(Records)
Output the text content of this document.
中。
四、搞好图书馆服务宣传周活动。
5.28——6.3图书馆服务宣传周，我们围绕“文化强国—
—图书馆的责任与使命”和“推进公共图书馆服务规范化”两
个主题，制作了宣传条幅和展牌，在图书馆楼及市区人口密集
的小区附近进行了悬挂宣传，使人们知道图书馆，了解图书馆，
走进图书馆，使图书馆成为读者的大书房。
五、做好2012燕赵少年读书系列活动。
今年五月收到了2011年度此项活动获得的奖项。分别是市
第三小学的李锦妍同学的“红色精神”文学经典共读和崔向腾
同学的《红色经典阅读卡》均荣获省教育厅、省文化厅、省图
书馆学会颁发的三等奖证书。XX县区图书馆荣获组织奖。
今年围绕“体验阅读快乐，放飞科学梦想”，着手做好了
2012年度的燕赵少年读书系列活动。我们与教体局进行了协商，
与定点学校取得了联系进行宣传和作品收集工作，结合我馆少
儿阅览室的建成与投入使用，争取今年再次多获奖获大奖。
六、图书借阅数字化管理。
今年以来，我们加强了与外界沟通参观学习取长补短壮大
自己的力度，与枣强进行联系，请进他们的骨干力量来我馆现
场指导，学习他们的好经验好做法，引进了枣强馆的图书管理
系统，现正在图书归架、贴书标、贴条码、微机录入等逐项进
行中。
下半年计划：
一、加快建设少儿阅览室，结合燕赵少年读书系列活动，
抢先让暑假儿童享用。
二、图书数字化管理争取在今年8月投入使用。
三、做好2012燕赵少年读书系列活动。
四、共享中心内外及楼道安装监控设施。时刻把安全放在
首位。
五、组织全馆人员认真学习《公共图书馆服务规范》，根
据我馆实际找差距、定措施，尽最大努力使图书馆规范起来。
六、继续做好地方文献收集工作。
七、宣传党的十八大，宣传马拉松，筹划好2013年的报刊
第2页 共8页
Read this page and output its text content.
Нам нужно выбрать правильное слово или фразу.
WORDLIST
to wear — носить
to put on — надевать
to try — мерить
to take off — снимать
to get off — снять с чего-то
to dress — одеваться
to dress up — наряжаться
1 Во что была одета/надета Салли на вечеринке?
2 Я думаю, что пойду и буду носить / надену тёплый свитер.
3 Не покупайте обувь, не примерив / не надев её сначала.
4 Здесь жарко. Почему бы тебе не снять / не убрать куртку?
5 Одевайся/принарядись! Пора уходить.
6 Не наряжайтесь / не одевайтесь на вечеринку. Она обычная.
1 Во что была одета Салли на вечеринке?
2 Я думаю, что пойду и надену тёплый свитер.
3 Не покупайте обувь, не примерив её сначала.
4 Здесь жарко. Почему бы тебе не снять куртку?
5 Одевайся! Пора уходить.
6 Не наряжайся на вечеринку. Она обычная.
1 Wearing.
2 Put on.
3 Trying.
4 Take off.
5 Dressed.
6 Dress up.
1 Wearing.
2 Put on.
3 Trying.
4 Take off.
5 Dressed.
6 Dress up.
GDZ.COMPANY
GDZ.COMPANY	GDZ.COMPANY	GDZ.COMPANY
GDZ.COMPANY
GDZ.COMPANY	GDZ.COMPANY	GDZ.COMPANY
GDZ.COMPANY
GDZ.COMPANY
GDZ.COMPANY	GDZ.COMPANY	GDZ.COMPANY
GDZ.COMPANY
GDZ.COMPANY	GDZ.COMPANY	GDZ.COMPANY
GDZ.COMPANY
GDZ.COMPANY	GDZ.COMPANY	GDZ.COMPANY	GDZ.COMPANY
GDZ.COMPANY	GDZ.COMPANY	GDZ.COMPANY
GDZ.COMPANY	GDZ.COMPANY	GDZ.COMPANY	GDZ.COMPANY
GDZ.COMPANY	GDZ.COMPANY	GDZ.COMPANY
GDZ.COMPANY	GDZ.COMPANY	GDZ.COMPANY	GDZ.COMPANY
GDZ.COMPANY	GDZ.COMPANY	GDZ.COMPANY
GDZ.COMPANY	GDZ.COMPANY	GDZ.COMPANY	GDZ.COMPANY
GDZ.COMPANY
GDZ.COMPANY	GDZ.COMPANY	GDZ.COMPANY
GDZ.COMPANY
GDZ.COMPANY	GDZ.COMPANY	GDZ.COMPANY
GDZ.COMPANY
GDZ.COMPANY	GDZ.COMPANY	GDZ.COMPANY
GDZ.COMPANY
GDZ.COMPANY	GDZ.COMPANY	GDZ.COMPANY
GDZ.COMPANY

(Goal of the exercise): Extract each line from the listing above, please, and repeat it exactly.

(Written solution):
Output the text content of this document.
中。
四、搞好图书馆服务宣传周活动。
5.28——6.3图书馆服务宣传周，我们围绕“文化强国—
—图书馆的责任与使命”和“推进公共图书馆服务规范化”两
个主题，制作了宣传条幅和展牌，在图书馆楼及市区人口密集
的小区附近进行了悬挂宣传，使人们知道图书馆，了解图书馆，
走进图书馆，使图书馆成为读者的大书房。
五、做好2012燕赵少年读书系列活动。
今年五月收到了2011年度此项活动获得的奖项。分别是市
第三小学的李锦妍同学的“红色精神”文学经典共读和崔向腾
同学的《红色经典阅读卡》均荣获省教育厅、省文化厅、省图
书馆学会颁发的三等奖证书。XX县区图书馆荣获组织奖。
今年围绕“体验阅读快乐，放飞科学梦想”，着手做好了
2012年度的燕赵少年读书系列活动。我们与教体局进行了协商，
与定点学校取得了联系进行宣传和作品收集工作，结合我馆少
儿阅览室的建成与投入使用，争取今年再次多获奖获大奖。
六、图书借阅数字化管理。
今年以来，我们加强了与外界沟通参观学习取长补短壮大
自己的力度，与枣强进行联系，请进他们的骨干力量来我馆现
场指导，学习他们的好经验好做法，引进了枣强馆的图书管理
系统，现正在图书归架、贴书标、贴条码、微机录入等逐项进
行中。
下半年计划：
一、加快建设少儿阅览室，结合燕赵少年读书系列活动，
抢先让暑假儿童享用。
二、图书数字化管理争取在今年8月投入使用。
三、做好2012燕赵少年读书系列活动。
四、共享中心内外及楼道安装监控设施。时刻把安全放在
首位。
五、组织全馆人员认真学习《公共图书馆服务规范》，根
据我馆实际找差距、定措施，尽最大努力使图书馆规范起来。
六、继续做好地方文献收集工作。
七、宣传党的十八大，宣传马拉松，筹划好2013年的报刊
第2页 共8页
Read this page and output its text content.
Нам нужно выбрать правильное слово или фразу.
WORDLIST
to wear — носить
to put on — надевать
to try — мерить
to take off — снимать
to get off — снять с чего-то
to dress — одеваться
to dress up — наряжаться
1 Во что была одета/надета Салли на вечеринке?
2 Я думаю, что пойду и буду носить / надену тёплый свитер.
3 Не покупайте обувь, не примерив / не надев её сначала.
4 Здесь жарко. Почему бы тебе не снять / не убрать куртку?
5 Одевайся/принарядись! Пора уходить.
6 Не наряжайтесь / не одевайтесь на вечеринку. Она обычная.
1 Во что была одета Салли на вечеринке?
2 Я думаю, что пойду и надену тёплый свитер.
3 Не покупайте обувь, не примерив её сначала.
4 Здесь жарко. Почему бы тебе не снять куртку?
5 Одевайся! Пора уходить.
6 Не наряжайся на вечеринку. Она обычная.
1 Wearing.
2 Put on.
3 Trying.
4 Take off.
5 Dressed.
6 Dress up.
1 Wearing.
2 Put on.
3 Trying.
4 Take off.
5 Dressed.
6 Dress up.
GDZ.COMPANY
GDZ.COMPANY	GDZ.COMPANY	GDZ.COMPANY
GDZ.COMPANY
GDZ.COMPANY	GDZ.COMPANY	GDZ.COMPANY
GDZ.COMPANY
GDZ.COMPANY
GDZ.COMPANY	GDZ.COMPANY	GDZ.COMPANY
GDZ.COMPANY
GDZ.COMPANY	GDZ.COMPANY	GDZ.COMPANY
GDZ.COMPANY
GDZ.COMPANY	GDZ.COMPANY	GDZ.COMPANY	GDZ.COMPANY
GDZ.COMPANY	GDZ.COMPANY	GDZ.COMPANY
GDZ.COMPANY	GDZ.COMPANY	GDZ.COMPANY	GDZ.COMPANY
GDZ.COMPANY	GDZ.COMPANY	GDZ.COMPANY
GDZ.COMPANY	GDZ.COMPANY	GDZ.COMPANY	GDZ.COMPANY
GDZ.COMPANY	GDZ.COMPANY	GDZ.COMPANY
GDZ.COMPANY	GDZ.COMPANY	GDZ.COMPANY	GDZ.COMPANY
GDZ.COMPANY
GDZ.COMPANY	GDZ.COMPANY	GDZ.COMPANY
GDZ.COMPANY
GDZ.COMPANY	GDZ.COMPANY	GDZ.COMPANY
GDZ.COMPANY
GDZ.COMPANY	GDZ.COMPANY	GDZ.COMPANY
GDZ.COMPANY
GDZ.COMPANY	GDZ.COMPANY	GDZ.COMPANY
GDZ.COMPANY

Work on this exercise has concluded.